> **Excerto para leitura**
++++++++
Família e Escola são consideradas as instituições que mais favorecem o preconceito. Constam como as maiores fontes de perda da paz interior (Weil, 1990).

Perda da paz interior, afinal, antecâmara de doença.

A “morte” do preconceito emancipa e poderá, por isso, revelar-se a “Grande Cruzada” do sec. XXI. A “morte” do preconceito abre ao Espírito, conduz à reflexão e à tolerância, aguça a curiosidade, estimula a busca e o Progresso/Evolução.

E, o motor da evolução / progresso / emancipação é a cooperação… não a competição.
Da cooperação imprevisível (!?) entre agentes desconhecidos / ocultos pode estar a nascer um trilho auspicioso em que novidade, imprevisibilidade, incomodidade, criatividade e espiritualidade terão de entreajudar-se / complementar-se. A morte do que é velho é uma inevitabilidade da cíclica e inteligente natureza para dar lugar ao novo. A velha “crença científica” (o paradoxo é intencional) começa a enterrar a sua fase reducionista (Tendência científica para esclarecer qualquer processo com as mesmas explicações) e de negação do que não consegue controlar, nem explicar…as zonas enigmáticas da vida, por exemplo. A emergência da “ciência do novo paradigma” está a colaborar na reabilitação do edifício convencional deitando por terra as velhas certezas enquanto instaura a marca distintiva: interrogação (metódica) permanente.
++++++++
> **Teste de compreensão**
(A) Reproduza, do texto sobre o preconceito, o trecho que começa em “Família e Escola” e termina em “e o Progresso/Evolução.”.
(B) Dê a continuação do texto sobre o preconceito a partir do ponto em que ele termina.
++++++++
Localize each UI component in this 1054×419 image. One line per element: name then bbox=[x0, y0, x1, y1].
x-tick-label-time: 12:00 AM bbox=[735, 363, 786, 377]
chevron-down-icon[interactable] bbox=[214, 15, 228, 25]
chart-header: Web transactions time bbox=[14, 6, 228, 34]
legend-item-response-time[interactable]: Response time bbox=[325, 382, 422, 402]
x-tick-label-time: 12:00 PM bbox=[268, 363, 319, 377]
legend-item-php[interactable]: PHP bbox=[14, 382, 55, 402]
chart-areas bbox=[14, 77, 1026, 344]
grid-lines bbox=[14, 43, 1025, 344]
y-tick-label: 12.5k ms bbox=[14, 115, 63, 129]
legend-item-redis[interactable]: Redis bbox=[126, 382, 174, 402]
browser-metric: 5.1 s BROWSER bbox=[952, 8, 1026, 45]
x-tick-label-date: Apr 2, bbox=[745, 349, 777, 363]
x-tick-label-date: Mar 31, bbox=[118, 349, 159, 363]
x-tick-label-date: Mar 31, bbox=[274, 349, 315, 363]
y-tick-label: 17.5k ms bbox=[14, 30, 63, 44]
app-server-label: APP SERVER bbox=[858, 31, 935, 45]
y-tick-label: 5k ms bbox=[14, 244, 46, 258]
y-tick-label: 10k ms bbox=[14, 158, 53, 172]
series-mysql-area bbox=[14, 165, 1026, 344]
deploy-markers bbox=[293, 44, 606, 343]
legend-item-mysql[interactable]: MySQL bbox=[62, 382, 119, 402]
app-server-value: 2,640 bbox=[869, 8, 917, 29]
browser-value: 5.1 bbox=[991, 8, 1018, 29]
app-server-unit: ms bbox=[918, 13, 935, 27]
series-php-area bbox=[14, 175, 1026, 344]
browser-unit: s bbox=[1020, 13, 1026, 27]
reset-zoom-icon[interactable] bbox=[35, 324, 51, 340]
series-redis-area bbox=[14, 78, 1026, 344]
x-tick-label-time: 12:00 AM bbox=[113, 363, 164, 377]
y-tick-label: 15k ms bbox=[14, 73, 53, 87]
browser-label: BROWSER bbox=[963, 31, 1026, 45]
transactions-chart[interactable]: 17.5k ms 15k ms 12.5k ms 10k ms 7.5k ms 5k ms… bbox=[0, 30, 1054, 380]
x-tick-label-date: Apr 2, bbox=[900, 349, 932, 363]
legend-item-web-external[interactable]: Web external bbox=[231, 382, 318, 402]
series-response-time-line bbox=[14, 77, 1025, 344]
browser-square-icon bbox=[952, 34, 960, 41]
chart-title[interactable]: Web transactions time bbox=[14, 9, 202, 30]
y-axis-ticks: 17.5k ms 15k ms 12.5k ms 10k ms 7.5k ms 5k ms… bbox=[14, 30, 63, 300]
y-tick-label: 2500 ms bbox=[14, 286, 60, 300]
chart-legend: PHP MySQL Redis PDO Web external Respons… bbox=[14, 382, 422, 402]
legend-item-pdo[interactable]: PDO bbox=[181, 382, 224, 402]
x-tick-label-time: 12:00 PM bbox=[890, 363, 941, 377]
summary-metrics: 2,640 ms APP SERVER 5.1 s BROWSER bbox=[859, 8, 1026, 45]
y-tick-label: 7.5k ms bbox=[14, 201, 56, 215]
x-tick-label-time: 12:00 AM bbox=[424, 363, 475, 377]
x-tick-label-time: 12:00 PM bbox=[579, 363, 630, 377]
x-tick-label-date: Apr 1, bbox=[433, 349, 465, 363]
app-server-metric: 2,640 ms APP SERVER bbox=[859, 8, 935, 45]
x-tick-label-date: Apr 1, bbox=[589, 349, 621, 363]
++++++++
> **Tarefas resolvidas**
(A)
Família e Escola são consideradas as instituições que mais favorecem o preconceito. Constam como as maiores fontes de perda da paz interior (Weil, 1990).

Perda da paz interior, afinal, antecâmara de doença.

A “morte” do preconceito emancipa e poderá, por isso, revelar-se a “Grande Cruzada” do sec. XXI. A “morte” do preconceito abre ao Espírito, conduz à reflexão e à tolerância, aguça a curiosidade, estimula a busca e o Progresso/Evolução.

(B)
Sabemos, de forma inconsciente na maioria das vezes, que podemos e devemos evoluir espiritualmente, levar a nossa sabedoria além das limitações, através de meditação e experienciação de emoções de carácter “muito subjectivo”. Na realidade, sentimos necessidade de aprender no além teoria, podendo, assim, conhecer mais, através de emoções até então desconhecidas, que irão permanecer. Isto, é um símbolo da nossa extensão para além do físico e dos 5 sentidos. Tudo se completa no seu oposto e complementar: conhecimento científico e sabedoria / filosofia espiritual, práticas médicas e artes de cura.

E… tudo se transforma.

 

EMANCIPAÇÃO / PRÉMIO DE SUPERAÇÃO DAS “LIMITAÇÕES”


Escreveu o “Lusíada”:

Mudam-se os tempos, mudam-se as vontades, muda-se o ser, muda-se a confiança, todo o mundo é composto de mudança, tomando sempre novas realidades.

POIS!
Coisa que não é só para recitar e analisar gramaticalmente. Heráclito de Éfeso (pensador Grego, 535 a.C.) proferia, bem antes, que tudo repousa na mudança.
Albert Einstein:

Matéria e energia são dois estados diferentes de uma mesma Substância Quântica Universal.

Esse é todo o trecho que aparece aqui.